WHAT IS NEEDED: Take from the listing each line that has the string "name".

SUPPLIED DATA:
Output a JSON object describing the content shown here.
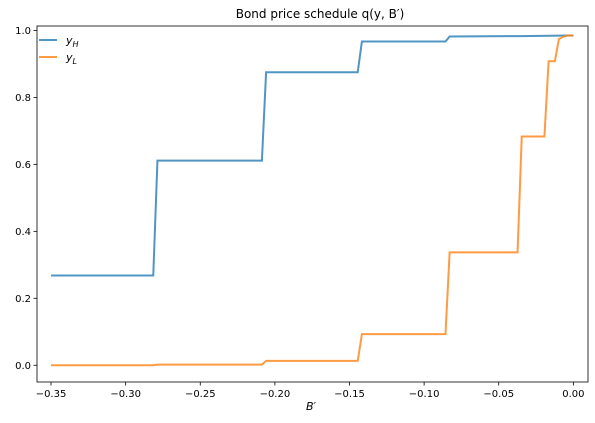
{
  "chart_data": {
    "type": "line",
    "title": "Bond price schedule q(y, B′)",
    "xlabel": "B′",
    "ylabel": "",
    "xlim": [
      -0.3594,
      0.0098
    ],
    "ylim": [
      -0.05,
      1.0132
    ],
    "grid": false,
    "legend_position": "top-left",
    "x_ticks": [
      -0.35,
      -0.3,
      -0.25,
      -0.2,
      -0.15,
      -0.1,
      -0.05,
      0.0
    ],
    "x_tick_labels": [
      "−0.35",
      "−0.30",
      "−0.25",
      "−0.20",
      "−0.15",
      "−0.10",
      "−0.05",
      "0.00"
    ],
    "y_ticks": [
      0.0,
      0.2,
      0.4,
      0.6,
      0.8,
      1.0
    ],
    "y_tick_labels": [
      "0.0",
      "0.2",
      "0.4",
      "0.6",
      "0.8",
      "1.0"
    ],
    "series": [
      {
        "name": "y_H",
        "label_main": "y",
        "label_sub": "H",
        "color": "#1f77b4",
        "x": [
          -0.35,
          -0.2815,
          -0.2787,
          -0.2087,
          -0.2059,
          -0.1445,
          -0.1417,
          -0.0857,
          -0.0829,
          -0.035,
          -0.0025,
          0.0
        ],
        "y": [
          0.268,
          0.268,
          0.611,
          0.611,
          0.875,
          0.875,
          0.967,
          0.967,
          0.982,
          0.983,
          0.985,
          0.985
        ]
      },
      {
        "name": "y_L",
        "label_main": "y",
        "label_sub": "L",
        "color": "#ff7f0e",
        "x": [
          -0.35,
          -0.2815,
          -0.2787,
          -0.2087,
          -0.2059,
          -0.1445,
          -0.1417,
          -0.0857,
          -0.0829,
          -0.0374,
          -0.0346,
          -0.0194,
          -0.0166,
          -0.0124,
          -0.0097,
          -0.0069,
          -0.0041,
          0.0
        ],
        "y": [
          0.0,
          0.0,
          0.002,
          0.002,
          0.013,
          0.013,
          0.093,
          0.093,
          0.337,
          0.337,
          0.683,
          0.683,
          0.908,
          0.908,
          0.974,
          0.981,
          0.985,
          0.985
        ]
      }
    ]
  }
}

--

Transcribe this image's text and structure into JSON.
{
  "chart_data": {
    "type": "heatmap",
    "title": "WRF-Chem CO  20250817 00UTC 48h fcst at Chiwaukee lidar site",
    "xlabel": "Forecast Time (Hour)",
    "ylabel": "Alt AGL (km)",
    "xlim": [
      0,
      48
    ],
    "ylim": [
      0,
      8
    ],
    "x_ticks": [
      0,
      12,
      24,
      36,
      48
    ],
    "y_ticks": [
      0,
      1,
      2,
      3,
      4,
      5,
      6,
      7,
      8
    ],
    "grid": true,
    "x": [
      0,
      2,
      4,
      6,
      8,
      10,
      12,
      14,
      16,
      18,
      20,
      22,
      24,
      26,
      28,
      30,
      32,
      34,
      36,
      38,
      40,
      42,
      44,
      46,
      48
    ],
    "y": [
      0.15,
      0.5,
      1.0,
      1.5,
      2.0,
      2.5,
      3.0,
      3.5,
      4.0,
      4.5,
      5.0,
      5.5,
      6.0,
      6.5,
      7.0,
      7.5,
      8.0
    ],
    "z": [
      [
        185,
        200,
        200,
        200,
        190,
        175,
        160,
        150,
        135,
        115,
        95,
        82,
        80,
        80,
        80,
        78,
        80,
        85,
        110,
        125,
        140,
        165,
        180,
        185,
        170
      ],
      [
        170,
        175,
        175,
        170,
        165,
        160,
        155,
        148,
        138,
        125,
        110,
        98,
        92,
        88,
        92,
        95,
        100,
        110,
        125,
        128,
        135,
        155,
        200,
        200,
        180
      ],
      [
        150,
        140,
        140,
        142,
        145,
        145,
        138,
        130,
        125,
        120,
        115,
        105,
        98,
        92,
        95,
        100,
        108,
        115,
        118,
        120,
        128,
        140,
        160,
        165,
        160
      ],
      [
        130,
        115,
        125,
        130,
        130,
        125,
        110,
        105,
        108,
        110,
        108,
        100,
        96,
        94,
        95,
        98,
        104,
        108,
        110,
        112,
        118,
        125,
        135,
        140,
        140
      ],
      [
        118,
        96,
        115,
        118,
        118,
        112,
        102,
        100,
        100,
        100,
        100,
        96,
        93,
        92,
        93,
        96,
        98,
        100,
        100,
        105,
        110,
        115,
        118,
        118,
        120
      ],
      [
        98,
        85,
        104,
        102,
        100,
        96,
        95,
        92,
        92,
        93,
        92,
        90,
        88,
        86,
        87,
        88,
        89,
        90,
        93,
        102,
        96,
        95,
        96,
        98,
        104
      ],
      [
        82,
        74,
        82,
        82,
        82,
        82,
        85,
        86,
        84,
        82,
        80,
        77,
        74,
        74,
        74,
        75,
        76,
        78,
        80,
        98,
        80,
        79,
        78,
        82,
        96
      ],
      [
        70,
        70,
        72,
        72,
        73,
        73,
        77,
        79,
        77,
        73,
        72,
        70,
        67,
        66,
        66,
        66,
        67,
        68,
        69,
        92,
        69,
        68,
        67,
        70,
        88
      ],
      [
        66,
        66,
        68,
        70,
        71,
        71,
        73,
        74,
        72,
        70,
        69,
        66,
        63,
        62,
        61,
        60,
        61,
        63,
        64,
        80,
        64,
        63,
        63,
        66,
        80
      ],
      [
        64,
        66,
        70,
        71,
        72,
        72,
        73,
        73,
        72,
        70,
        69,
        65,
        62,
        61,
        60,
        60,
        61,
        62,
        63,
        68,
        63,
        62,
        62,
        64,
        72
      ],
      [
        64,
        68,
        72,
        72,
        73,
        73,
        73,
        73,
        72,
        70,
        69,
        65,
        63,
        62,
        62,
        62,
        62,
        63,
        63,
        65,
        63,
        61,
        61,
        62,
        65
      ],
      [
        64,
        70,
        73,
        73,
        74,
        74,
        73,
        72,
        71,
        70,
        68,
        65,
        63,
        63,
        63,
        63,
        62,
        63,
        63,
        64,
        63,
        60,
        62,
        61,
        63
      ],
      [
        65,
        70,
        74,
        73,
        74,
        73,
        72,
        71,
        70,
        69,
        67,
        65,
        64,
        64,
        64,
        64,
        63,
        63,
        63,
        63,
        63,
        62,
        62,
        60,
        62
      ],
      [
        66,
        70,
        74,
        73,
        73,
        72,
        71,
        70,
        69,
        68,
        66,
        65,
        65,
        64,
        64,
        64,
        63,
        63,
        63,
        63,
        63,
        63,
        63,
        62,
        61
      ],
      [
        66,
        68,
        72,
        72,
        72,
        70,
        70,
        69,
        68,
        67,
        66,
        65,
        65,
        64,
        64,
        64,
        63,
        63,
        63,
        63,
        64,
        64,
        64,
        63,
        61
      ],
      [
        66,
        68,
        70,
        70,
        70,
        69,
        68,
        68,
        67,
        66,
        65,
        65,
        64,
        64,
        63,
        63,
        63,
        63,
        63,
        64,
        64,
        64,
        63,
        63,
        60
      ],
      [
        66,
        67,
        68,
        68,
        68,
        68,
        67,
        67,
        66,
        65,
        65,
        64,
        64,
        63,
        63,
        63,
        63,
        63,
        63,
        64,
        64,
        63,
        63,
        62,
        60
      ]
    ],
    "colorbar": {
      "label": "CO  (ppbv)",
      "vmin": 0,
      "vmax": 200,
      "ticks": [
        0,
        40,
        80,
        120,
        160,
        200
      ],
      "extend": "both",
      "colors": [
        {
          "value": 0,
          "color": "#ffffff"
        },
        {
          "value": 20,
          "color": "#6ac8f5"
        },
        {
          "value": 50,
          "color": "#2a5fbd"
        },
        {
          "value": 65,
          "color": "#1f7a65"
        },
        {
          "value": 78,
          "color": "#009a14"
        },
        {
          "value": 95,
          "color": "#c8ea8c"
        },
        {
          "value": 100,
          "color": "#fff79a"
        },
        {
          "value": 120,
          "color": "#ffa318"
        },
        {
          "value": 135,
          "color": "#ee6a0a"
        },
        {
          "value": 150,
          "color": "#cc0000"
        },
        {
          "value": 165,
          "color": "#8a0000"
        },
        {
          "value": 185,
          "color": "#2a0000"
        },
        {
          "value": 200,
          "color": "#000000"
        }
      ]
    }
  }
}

==

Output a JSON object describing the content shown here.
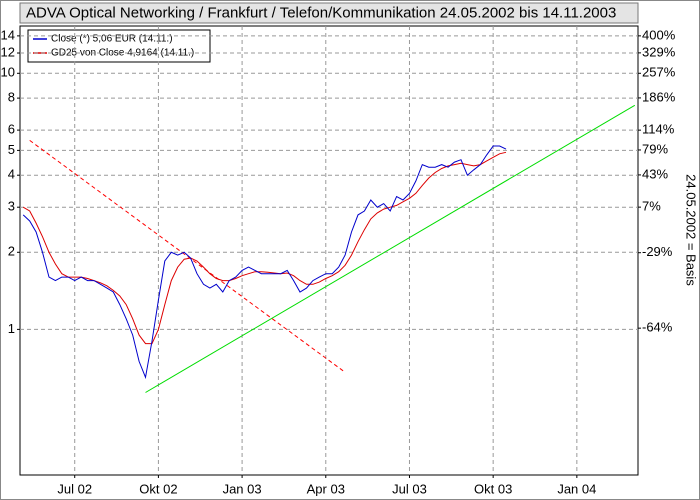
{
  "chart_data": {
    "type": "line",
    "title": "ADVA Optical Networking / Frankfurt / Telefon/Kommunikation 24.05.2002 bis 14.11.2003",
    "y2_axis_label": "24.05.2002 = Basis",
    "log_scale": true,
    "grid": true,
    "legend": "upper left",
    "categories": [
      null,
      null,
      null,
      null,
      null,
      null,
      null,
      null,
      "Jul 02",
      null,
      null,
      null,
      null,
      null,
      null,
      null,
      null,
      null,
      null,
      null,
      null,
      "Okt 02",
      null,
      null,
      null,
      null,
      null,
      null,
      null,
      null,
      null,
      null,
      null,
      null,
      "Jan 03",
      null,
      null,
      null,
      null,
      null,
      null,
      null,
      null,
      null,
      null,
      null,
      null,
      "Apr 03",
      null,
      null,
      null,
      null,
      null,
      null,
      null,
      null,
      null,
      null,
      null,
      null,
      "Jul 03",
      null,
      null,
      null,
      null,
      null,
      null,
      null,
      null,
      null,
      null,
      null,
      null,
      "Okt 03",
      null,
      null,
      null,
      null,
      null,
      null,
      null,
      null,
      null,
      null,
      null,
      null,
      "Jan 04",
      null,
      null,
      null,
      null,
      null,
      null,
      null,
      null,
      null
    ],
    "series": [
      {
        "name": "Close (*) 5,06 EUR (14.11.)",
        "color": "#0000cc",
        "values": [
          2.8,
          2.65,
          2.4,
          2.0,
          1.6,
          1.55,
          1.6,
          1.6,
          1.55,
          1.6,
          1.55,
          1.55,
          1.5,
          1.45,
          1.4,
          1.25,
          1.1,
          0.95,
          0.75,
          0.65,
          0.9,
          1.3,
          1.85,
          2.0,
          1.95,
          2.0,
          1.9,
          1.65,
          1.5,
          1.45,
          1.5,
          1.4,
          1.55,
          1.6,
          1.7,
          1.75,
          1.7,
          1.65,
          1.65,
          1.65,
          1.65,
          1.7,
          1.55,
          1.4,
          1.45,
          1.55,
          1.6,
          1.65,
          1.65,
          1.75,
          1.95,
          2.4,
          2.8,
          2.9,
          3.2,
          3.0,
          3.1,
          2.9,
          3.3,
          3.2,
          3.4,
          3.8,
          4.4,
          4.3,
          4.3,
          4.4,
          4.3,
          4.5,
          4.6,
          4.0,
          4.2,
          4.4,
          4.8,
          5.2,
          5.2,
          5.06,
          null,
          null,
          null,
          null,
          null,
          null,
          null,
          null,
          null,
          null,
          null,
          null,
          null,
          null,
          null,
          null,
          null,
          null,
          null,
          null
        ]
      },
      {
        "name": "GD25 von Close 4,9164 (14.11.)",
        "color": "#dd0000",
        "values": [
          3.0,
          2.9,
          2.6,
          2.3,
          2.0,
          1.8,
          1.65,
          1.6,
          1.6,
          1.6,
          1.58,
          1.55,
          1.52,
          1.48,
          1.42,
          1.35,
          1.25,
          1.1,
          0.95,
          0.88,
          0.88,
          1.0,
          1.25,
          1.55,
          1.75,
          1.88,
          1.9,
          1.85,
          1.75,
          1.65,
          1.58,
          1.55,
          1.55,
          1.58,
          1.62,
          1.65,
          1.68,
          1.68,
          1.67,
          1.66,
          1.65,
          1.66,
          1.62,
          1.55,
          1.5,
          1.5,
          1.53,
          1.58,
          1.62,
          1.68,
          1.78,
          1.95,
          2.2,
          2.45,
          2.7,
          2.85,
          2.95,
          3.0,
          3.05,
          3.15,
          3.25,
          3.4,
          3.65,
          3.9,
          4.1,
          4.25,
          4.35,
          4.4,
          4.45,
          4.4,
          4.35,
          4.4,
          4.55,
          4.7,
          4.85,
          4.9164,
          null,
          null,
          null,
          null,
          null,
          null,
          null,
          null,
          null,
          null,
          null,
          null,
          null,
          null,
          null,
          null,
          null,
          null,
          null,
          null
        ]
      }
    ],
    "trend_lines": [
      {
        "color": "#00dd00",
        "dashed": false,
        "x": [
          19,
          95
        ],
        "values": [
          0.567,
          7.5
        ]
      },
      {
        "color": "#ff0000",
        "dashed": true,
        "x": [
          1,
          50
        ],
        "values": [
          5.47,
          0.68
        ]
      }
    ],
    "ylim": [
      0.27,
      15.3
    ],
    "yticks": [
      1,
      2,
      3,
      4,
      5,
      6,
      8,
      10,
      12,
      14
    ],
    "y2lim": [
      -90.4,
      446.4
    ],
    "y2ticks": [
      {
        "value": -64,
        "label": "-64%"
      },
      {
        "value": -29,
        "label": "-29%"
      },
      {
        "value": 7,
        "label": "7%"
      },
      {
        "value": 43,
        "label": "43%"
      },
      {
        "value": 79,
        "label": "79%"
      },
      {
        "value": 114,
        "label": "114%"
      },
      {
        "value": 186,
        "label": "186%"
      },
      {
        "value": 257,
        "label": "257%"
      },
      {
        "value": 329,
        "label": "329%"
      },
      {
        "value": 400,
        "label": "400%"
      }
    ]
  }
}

RESULT OF THIS EXERCISE:
        "name": "y_H",
        "name": "y_L",
        "name": "Close (*) 5,06 EUR (14.11.)",
        "name": "GD25 von Close 4,9164 (14.11.)",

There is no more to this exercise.